Start of Exercise input

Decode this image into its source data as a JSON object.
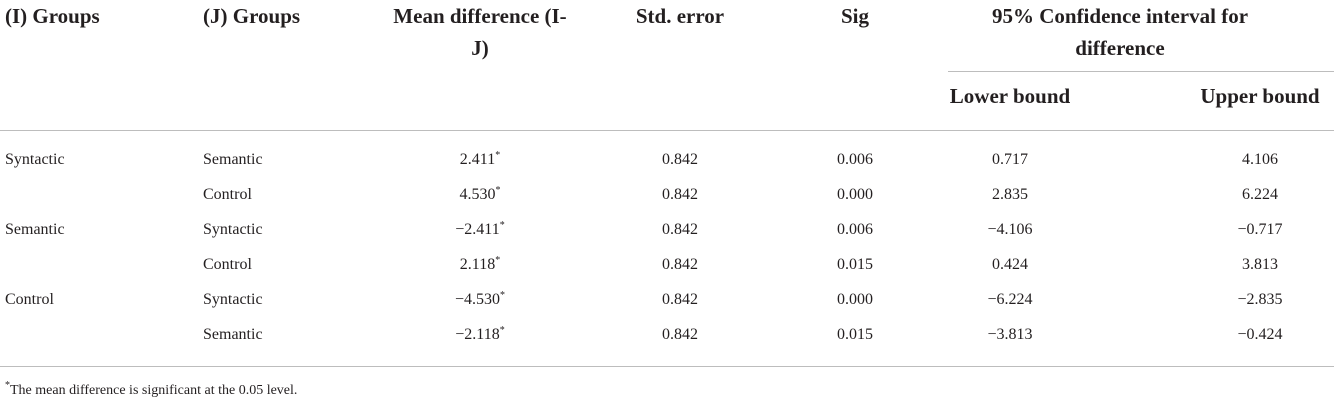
{
  "table": {
    "headers": {
      "i_group": "(I) Groups",
      "j_group": "(J) Groups",
      "mean_difference": "Mean difference (I-J)",
      "std_error": "Std. error",
      "sig": "Sig",
      "confidence_interval": "95% Confidence interval for difference",
      "lower_bound": "Lower bound",
      "upper_bound": "Upper bound"
    },
    "rows": [
      {
        "i_group": "Syntactic",
        "j_group": "Semantic",
        "mean_difference": "2.411",
        "mark": "*",
        "std_error": "0.842",
        "sig": "0.006",
        "lower_bound": "0.717",
        "upper_bound": "4.106"
      },
      {
        "i_group": null,
        "j_group": "Control",
        "mean_difference": "4.530",
        "mark": "*",
        "std_error": "0.842",
        "sig": "0.000",
        "lower_bound": "2.835",
        "upper_bound": "6.224"
      },
      {
        "i_group": "Semantic",
        "j_group": "Syntactic",
        "mean_difference": "−2.411",
        "mark": "*",
        "std_error": "0.842",
        "sig": "0.006",
        "lower_bound": "−4.106",
        "upper_bound": "−0.717"
      },
      {
        "i_group": null,
        "j_group": "Control",
        "mean_difference": "2.118",
        "mark": "*",
        "std_error": "0.842",
        "sig": "0.015",
        "lower_bound": "0.424",
        "upper_bound": "3.813"
      },
      {
        "i_group": "Control",
        "j_group": "Syntactic",
        "mean_difference": "−4.530",
        "mark": "*",
        "std_error": "0.842",
        "sig": "0.000",
        "lower_bound": "−6.224",
        "upper_bound": "−2.835"
      },
      {
        "i_group": null,
        "j_group": "Semantic",
        "mean_difference": "−2.118",
        "mark": "*",
        "std_error": "0.842",
        "sig": "0.015",
        "lower_bound": "−3.813",
        "upper_bound": "−0.424"
      }
    ],
    "footnote": {
      "mark": "*",
      "text": "The mean difference is significant at the 0.05 level."
    }
  }
}
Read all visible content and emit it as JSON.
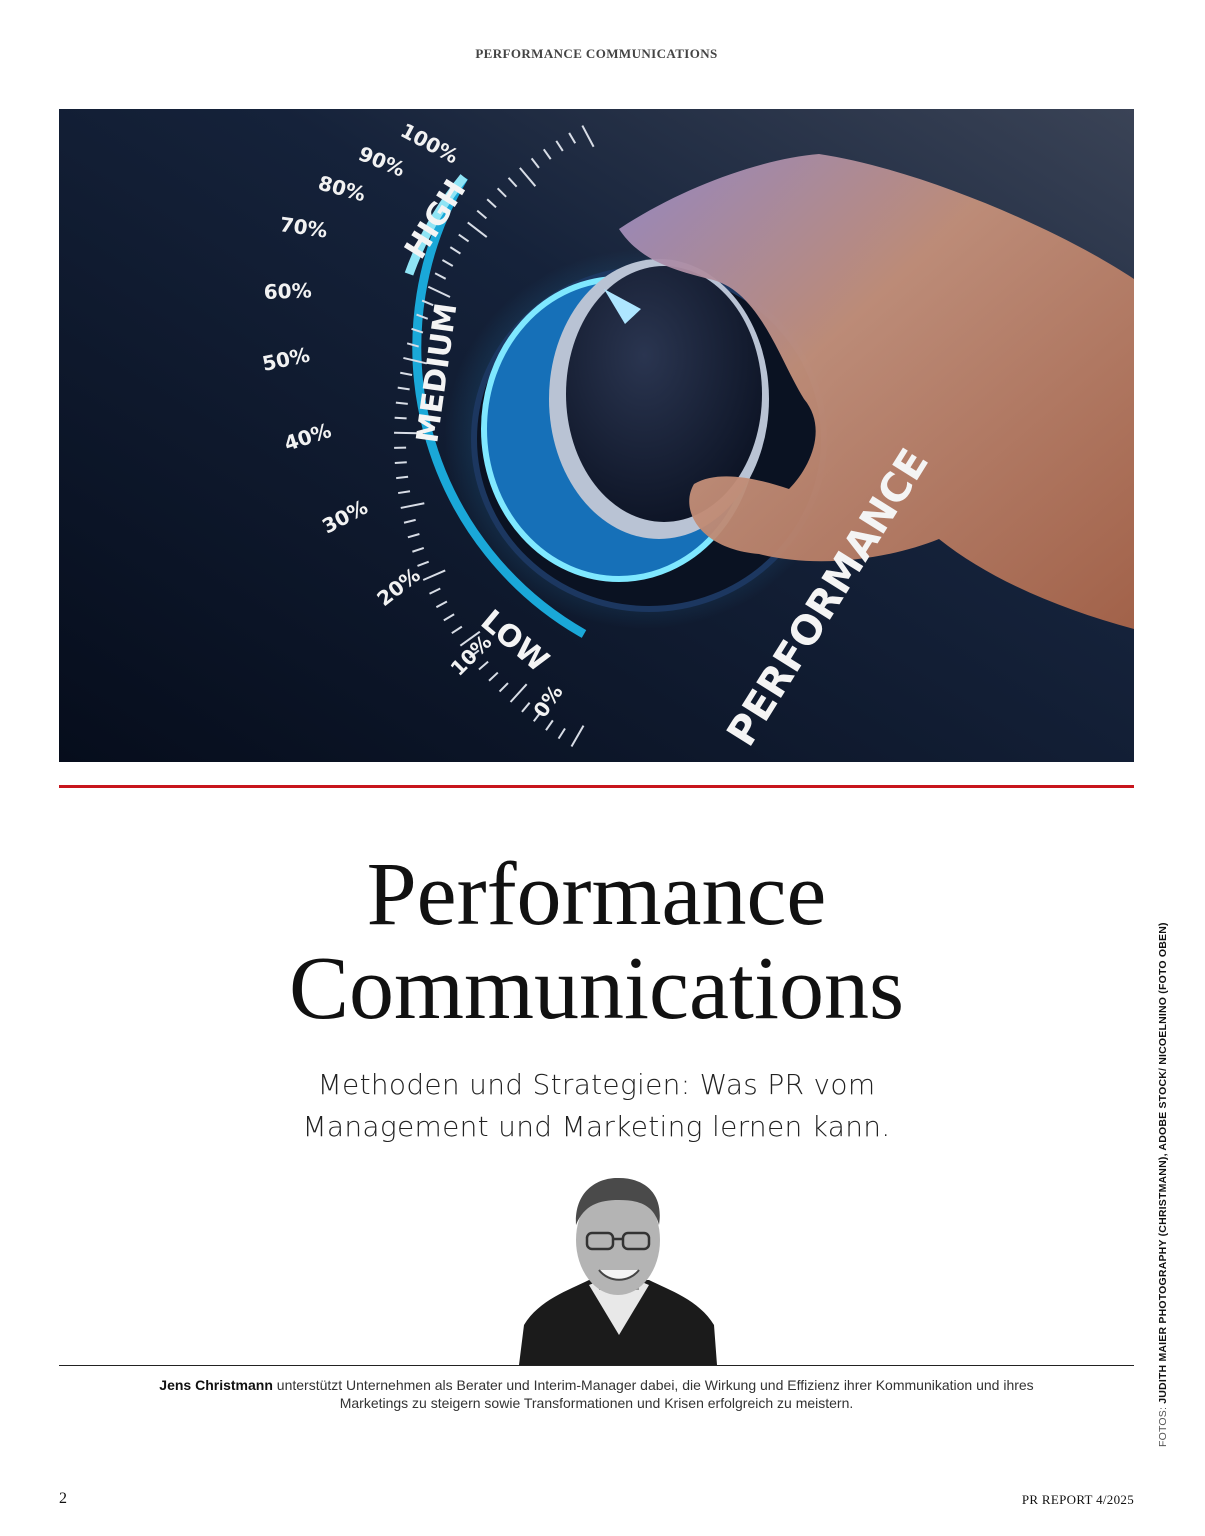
{
  "header": {
    "running_head": "PERFORMANCE COMMUNICATIONS"
  },
  "hero_image": {
    "scale_labels": [
      "0%",
      "10%",
      "20%",
      "30%",
      "40%",
      "50%",
      "60%",
      "70%",
      "80%",
      "90%",
      "100%"
    ],
    "zone_labels": [
      "LOW",
      "MEDIUM",
      "HIGH"
    ],
    "dial_caption": "PERFORMANCE",
    "colors": {
      "background": "#0f1a2e",
      "arc": "#1aa8d8",
      "skin": "#c98a6e"
    }
  },
  "article": {
    "title_line1": "Performance",
    "title_line2": "Communications",
    "subtitle_line1": "Methoden und Strategien: Was PR vom",
    "subtitle_line2": "Management und Marketing lernen kann.",
    "author_name": "Jens Christmann",
    "author_bio": " unterstützt Unternehmen als Berater und Interim-Manager dabei, die Wirkung und Effizienz ihrer Kommunikation und ihres Marketings zu steigern sowie Transformationen und Krisen erfolgreich zu meistern."
  },
  "credit": {
    "prefix": "FOTOS: ",
    "text": "JUDITH MAIER PHOTOGRAPHY (CHRISTMANN), ADOBE STOCK/ NICOELNINO (FOTO OBEN)"
  },
  "footer": {
    "page_number": "2",
    "issue": "PR REPORT 4/2025"
  },
  "colors": {
    "accent_rule": "#c8161d"
  }
}
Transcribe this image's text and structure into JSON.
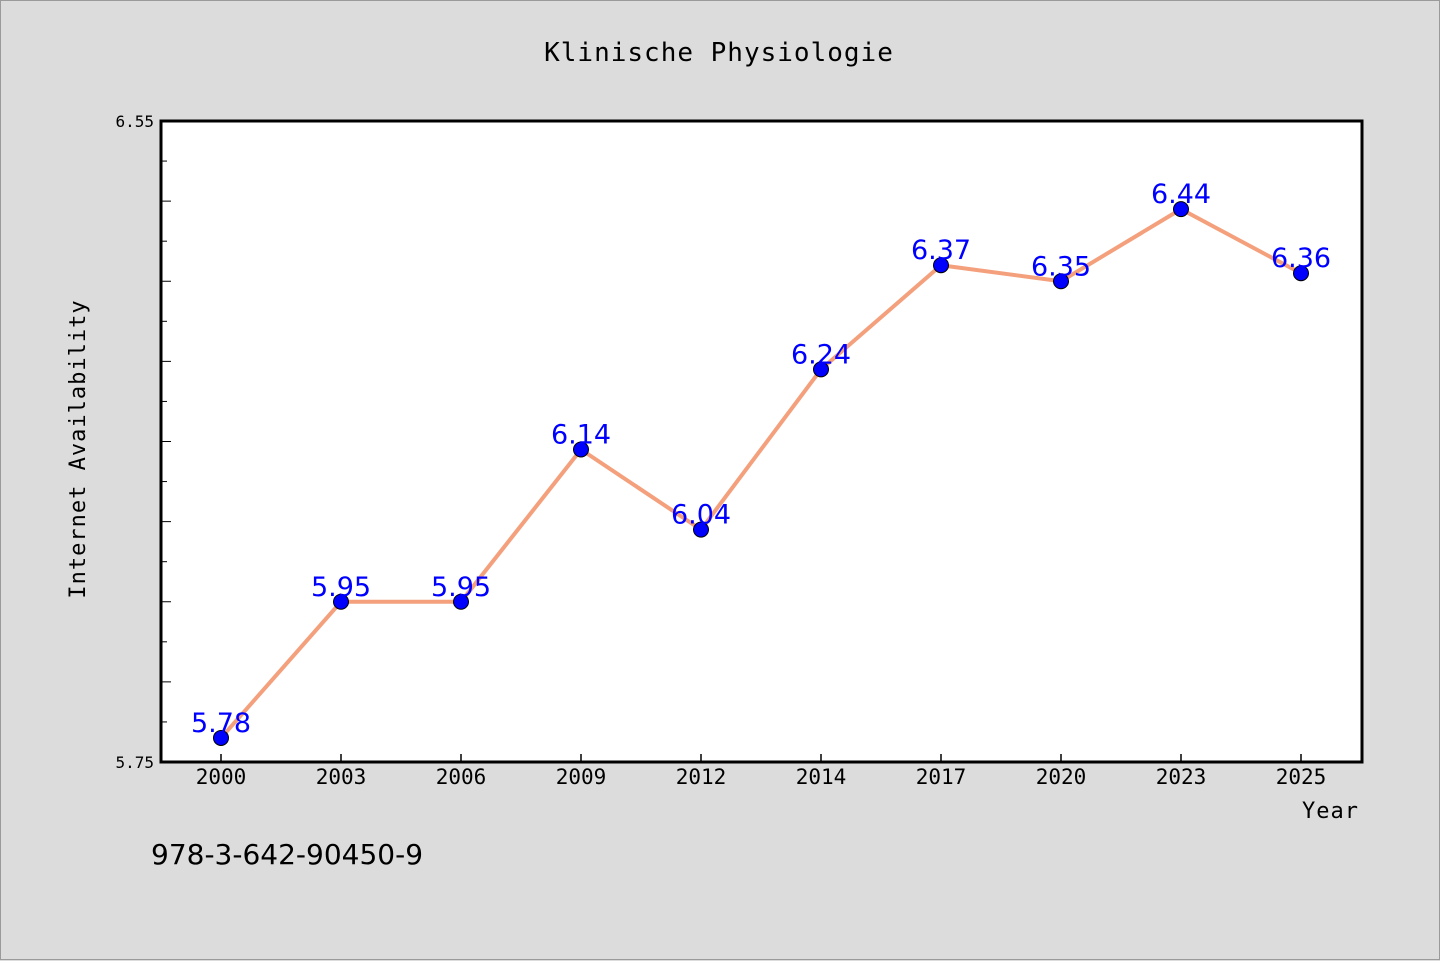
{
  "chart_data": {
    "type": "line",
    "title": "Klinische Physiologie",
    "xlabel": "Year",
    "ylabel": "Internet Availability",
    "categories": [
      "2000",
      "2003",
      "2006",
      "2009",
      "2012",
      "2014",
      "2017",
      "2020",
      "2023",
      "2025"
    ],
    "series": [
      {
        "values": [
          5.78,
          5.95,
          5.95,
          6.14,
          6.04,
          6.24,
          6.37,
          6.35,
          6.44,
          6.36
        ],
        "data_labels": [
          "5.78",
          "5.95",
          "5.95",
          "6.14",
          "6.04",
          "6.24",
          "6.37",
          "6.35",
          "6.44",
          "6.36"
        ],
        "line_color": "#f4a07c",
        "marker_color": "#0000ff"
      }
    ],
    "ylim": [
      5.75,
      6.55
    ],
    "ytick_labels": [
      "6.55",
      "5.75"
    ],
    "grid": false,
    "legend": "none"
  },
  "footer": {
    "isbn": "978-3-642-90450-9"
  },
  "colors": {
    "background": "#dcdcdc",
    "plot_background": "#ffffff",
    "axis": "#000000"
  }
}
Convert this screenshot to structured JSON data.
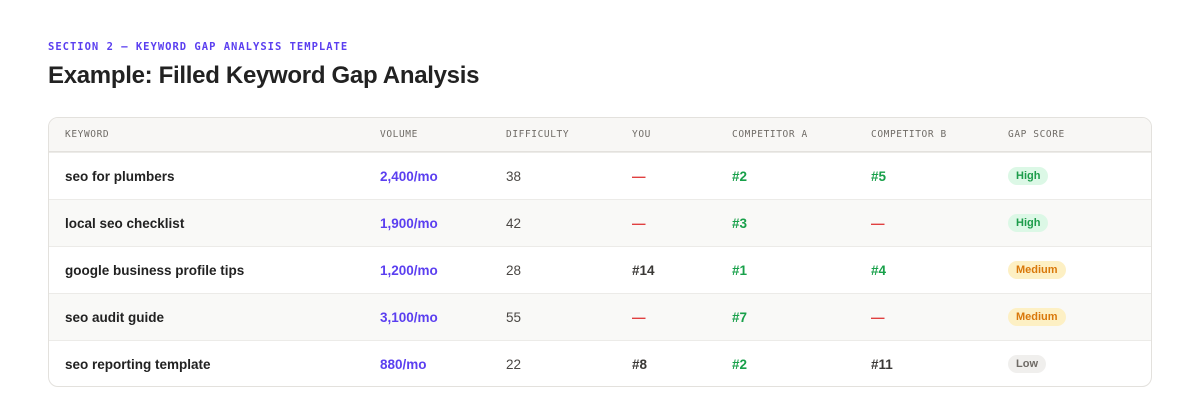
{
  "eyebrow": "SECTION 2 — KEYWORD GAP ANALYSIS TEMPLATE",
  "title": "Example: Filled Keyword Gap Analysis",
  "columns": [
    "KEYWORD",
    "VOLUME",
    "DIFFICULTY",
    "YOU",
    "COMPETITOR A",
    "COMPETITOR B",
    "GAP SCORE"
  ],
  "rows": [
    {
      "keyword": "seo for plumbers",
      "volume": "2,400/mo",
      "difficulty": "38",
      "you": "—",
      "you_style": "missing",
      "a": "#2",
      "a_style": "good",
      "b": "#5",
      "b_style": "good",
      "gap": "High"
    },
    {
      "keyword": "local seo checklist",
      "volume": "1,900/mo",
      "difficulty": "42",
      "you": "—",
      "you_style": "missing",
      "a": "#3",
      "a_style": "good",
      "b": "—",
      "b_style": "missing",
      "gap": "High"
    },
    {
      "keyword": "google business profile tips",
      "volume": "1,200/mo",
      "difficulty": "28",
      "you": "#14",
      "you_style": "neutral",
      "a": "#1",
      "a_style": "good",
      "b": "#4",
      "b_style": "good",
      "gap": "Medium"
    },
    {
      "keyword": "seo audit guide",
      "volume": "3,100/mo",
      "difficulty": "55",
      "you": "—",
      "you_style": "missing",
      "a": "#7",
      "a_style": "good",
      "b": "—",
      "b_style": "missing",
      "gap": "Medium"
    },
    {
      "keyword": "seo reporting template",
      "volume": "880/mo",
      "difficulty": "22",
      "you": "#8",
      "you_style": "neutral",
      "a": "#2",
      "a_style": "good",
      "b": "#11",
      "b_style": "neutral",
      "gap": "Low"
    }
  ],
  "colors": {
    "accent": "#5b3ff0",
    "good": "#18a04a",
    "missing": "#e04040"
  }
}
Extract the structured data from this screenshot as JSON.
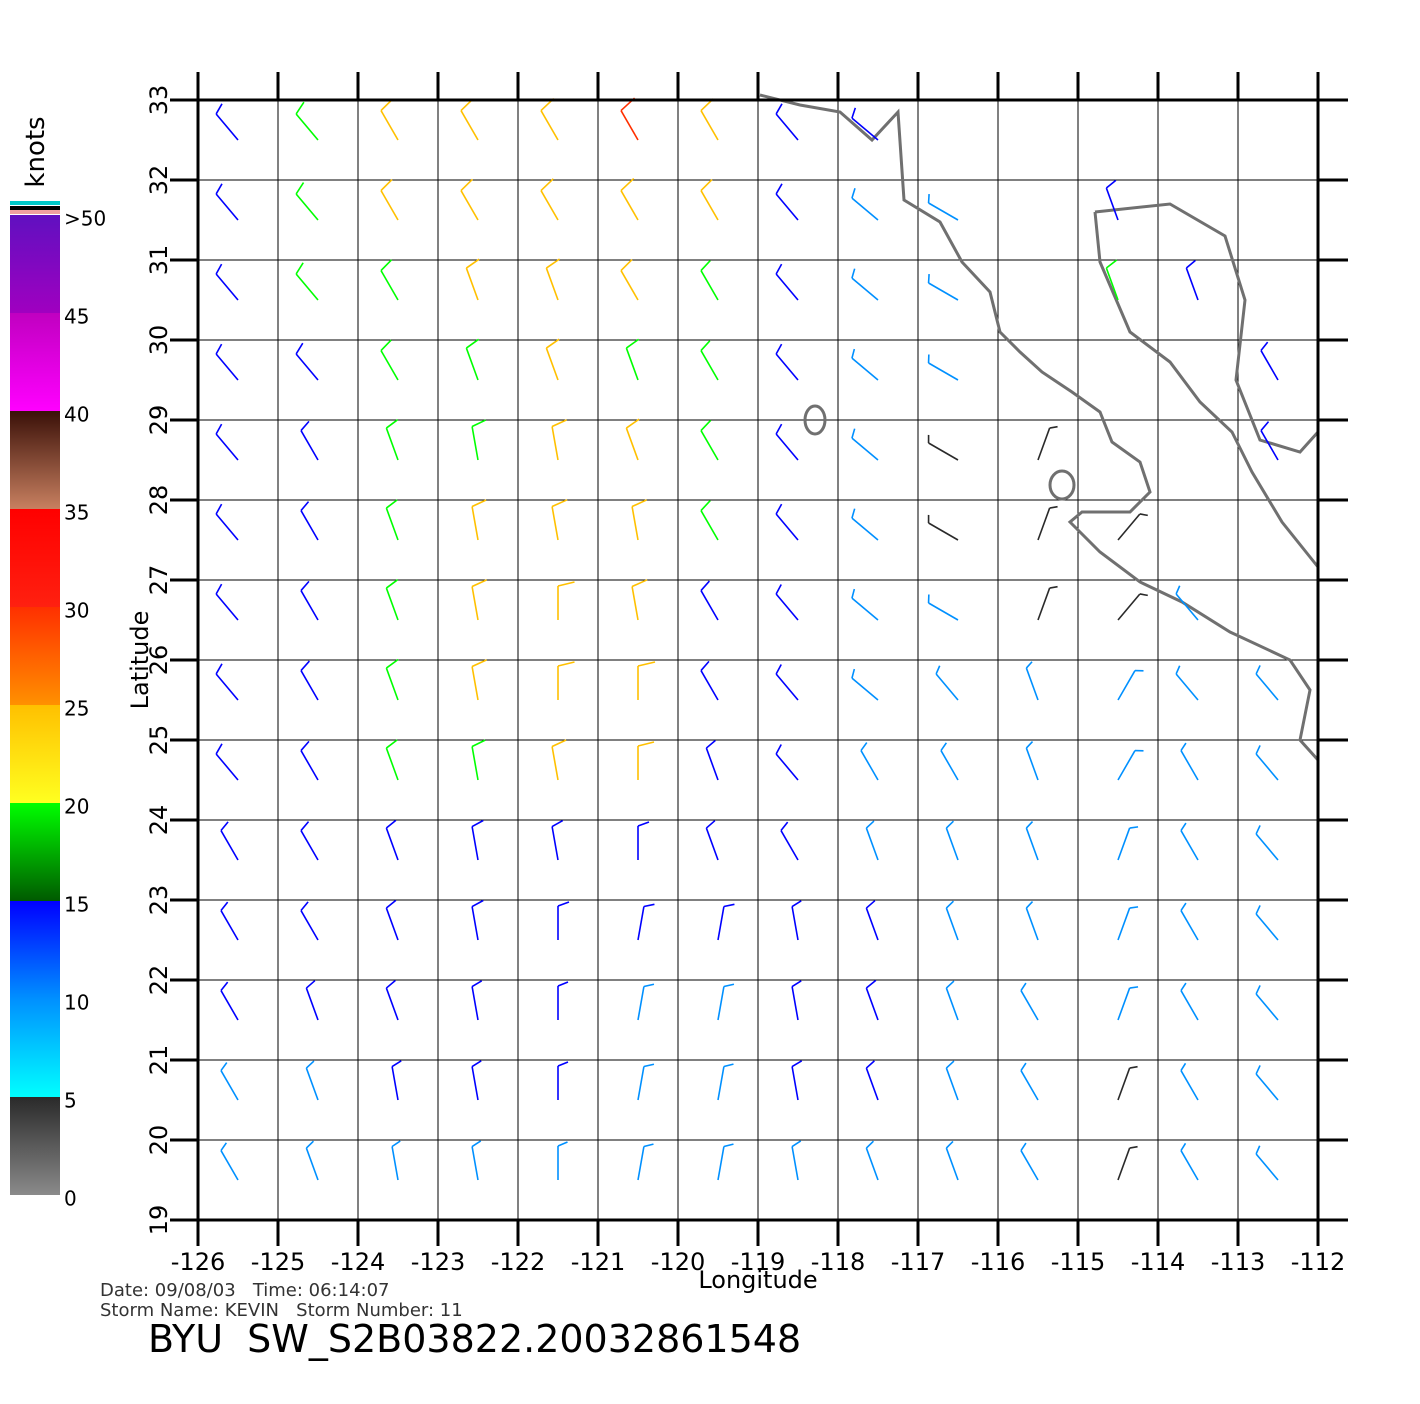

End of Exercise input

• _The exercise_
Every line of text is to be repeated exactly; pictures are left out.

• _Response to the task_
Decode this image into its source data as a JSON object.
{
  "table": {
    "headers": {
      "i_group": "(I) Groups",
      "j_group": "(J) Groups",
      "mean_difference": "Mean difference (I-J)",
      "std_error": "Std. error",
      "sig": "Sig",
      "confidence_interval": "95% Confidence interval for difference",
      "lower_bound": "Lower bound",
      "upper_bound": "Upper bound"
    },
    "rows": [
      {
        "i_group": "Syntactic",
        "j_group": "Semantic",
        "mean_difference": "2.411",
        "mark": "*",
        "std_error": "0.842",
        "sig": "0.006",
        "lower_bound": "0.717",
        "upper_bound": "4.106"
      },
      {
        "i_group": null,
        "j_group": "Control",
        "mean_difference": "4.530",
        "mark": "*",
        "std_error": "0.842",
        "sig": "0.000",
        "lower_bound": "2.835",
        "upper_bound": "6.224"
      },
      {
        "i_group": "Semantic",
        "j_group": "Syntactic",
        "mean_difference": "−2.411",
        "mark": "*",
        "std_error": "0.842",
        "sig": "0.006",
        "lower_bound": "−4.106",
        "upper_bound": "−0.717"
      },
      {
        "i_group": null,
        "j_group": "Control",
        "mean_difference": "2.118",
        "mark": "*",
        "std_error": "0.842",
        "sig": "0.015",
        "lower_bound": "0.424",
        "upper_bound": "3.813"
      },
      {
        "i_group": "Control",
        "j_group": "Syntactic",
        "mean_difference": "−4.530",
        "mark": "*",
        "std_error": "0.842",
        "sig": "0.000",
        "lower_bound": "−6.224",
        "upper_bound": "−2.835"
      },
      {
        "i_group": null,
        "j_group": "Semantic",
        "mean_difference": "−2.118",
        "mark": "*",
        "std_error": "0.842",
        "sig": "0.015",
        "lower_bound": "−3.813",
        "upper_bound": "−0.424"
      }
    ],
    "footnote": {
      "mark": "*",
      "text": "The mean difference is significant at the 0.05 level."
    }
  }
}
Read all visible content and emit it as JSON.
{
  "header": {
    "running_head": "PERFORMANCE COMMUNICATIONS"
  },
  "hero_image": {
    "scale_labels": [
      "0%",
      "10%",
      "20%",
      "30%",
      "40%",
      "50%",
      "60%",
      "70%",
      "80%",
      "90%",
      "100%"
    ],
    "zone_labels": [
      "LOW",
      "MEDIUM",
      "HIGH"
    ],
    "dial_caption": "PERFORMANCE",
    "colors": {
      "background": "#0f1a2e",
      "arc": "#1aa8d8",
      "skin": "#c98a6e"
    }
  },
  "article": {
    "title_line1": "Performance",
    "title_line2": "Communications",
    "subtitle_line1": "Methoden und Strategien: Was PR vom",
    "subtitle_line2": "Management und Marketing lernen kann.",
    "author_name": "Jens Christmann",
    "author_bio": " unterstützt Unternehmen als Berater und Interim-Manager dabei, die Wirkung und Effizienz ihrer Kommunikation und ihres Marketings zu steigern sowie Transformationen und Krisen erfolgreich zu meistern."
  },
  "credit": {
    "prefix": "FOTOS: ",
    "text": "JUDITH MAIER PHOTOGRAPHY (CHRISTMANN), ADOBE STOCK/ NICOELNINO (FOTO OBEN)"
  },
  "footer": {
    "page_number": "2",
    "issue": "PR REPORT 4/2025"
  },
  "colors": {
    "accent_rule": "#c8161d"
  }
}
Transcribe this image's text and structure into JSON.
{
  "chart_data": {
    "type": "line",
    "title": "Klinische Physiologie",
    "xlabel": "Year",
    "ylabel": "Internet Availability",
    "categories": [
      "2000",
      "2003",
      "2006",
      "2009",
      "2012",
      "2014",
      "2017",
      "2020",
      "2023",
      "2025"
    ],
    "series": [
      {
        "values": [
          5.78,
          5.95,
          5.95,
          6.14,
          6.04,
          6.24,
          6.37,
          6.35,
          6.44,
          6.36
        ],
        "data_labels": [
          "5.78",
          "5.95",
          "5.95",
          "6.14",
          "6.04",
          "6.24",
          "6.37",
          "6.35",
          "6.44",
          "6.36"
        ],
        "line_color": "#f4a07c",
        "marker_color": "#0000ff"
      }
    ],
    "ylim": [
      5.75,
      6.55
    ],
    "ytick_labels": [
      "6.55",
      "5.75"
    ],
    "grid": false,
    "legend": "none"
  },
  "footer": {
    "isbn": "978-3-642-90450-9"
  },
  "colors": {
    "background": "#dcdcdc",
    "plot_background": "#ffffff",
    "axis": "#000000"
  }
}
Convert this screenshot to structured JSON data.
{
  "eyebrow": "SECTION 2 — KEYWORD GAP ANALYSIS TEMPLATE",
  "title": "Example: Filled Keyword Gap Analysis",
  "columns": [
    "KEYWORD",
    "VOLUME",
    "DIFFICULTY",
    "YOU",
    "COMPETITOR A",
    "COMPETITOR B",
    "GAP SCORE"
  ],
  "rows": [
    {
      "keyword": "seo for plumbers",
      "volume": "2,400/mo",
      "difficulty": "38",
      "you": "—",
      "you_style": "missing",
      "a": "#2",
      "a_style": "good",
      "b": "#5",
      "b_style": "good",
      "gap": "High"
    },
    {
      "keyword": "local seo checklist",
      "volume": "1,900/mo",
      "difficulty": "42",
      "you": "—",
      "you_style": "missing",
      "a": "#3",
      "a_style": "good",
      "b": "—",
      "b_style": "missing",
      "gap": "High"
    },
    {
      "keyword": "google business profile tips",
      "volume": "1,200/mo",
      "difficulty": "28",
      "you": "#14",
      "you_style": "neutral",
      "a": "#1",
      "a_style": "good",
      "b": "#4",
      "b_style": "good",
      "gap": "Medium"
    },
    {
      "keyword": "seo audit guide",
      "volume": "3,100/mo",
      "difficulty": "55",
      "you": "—",
      "you_style": "missing",
      "a": "#7",
      "a_style": "good",
      "b": "—",
      "b_style": "missing",
      "gap": "Medium"
    },
    {
      "keyword": "seo reporting template",
      "volume": "880/mo",
      "difficulty": "22",
      "you": "#8",
      "you_style": "neutral",
      "a": "#2",
      "a_style": "good",
      "b": "#11",
      "b_style": "neutral",
      "gap": "Low"
    }
  ],
  "colors": {
    "accent": "#5b3ff0",
    "good": "#18a04a",
    "missing": "#e04040"
  }
}
Extract the structured data from this screenshot as JSON.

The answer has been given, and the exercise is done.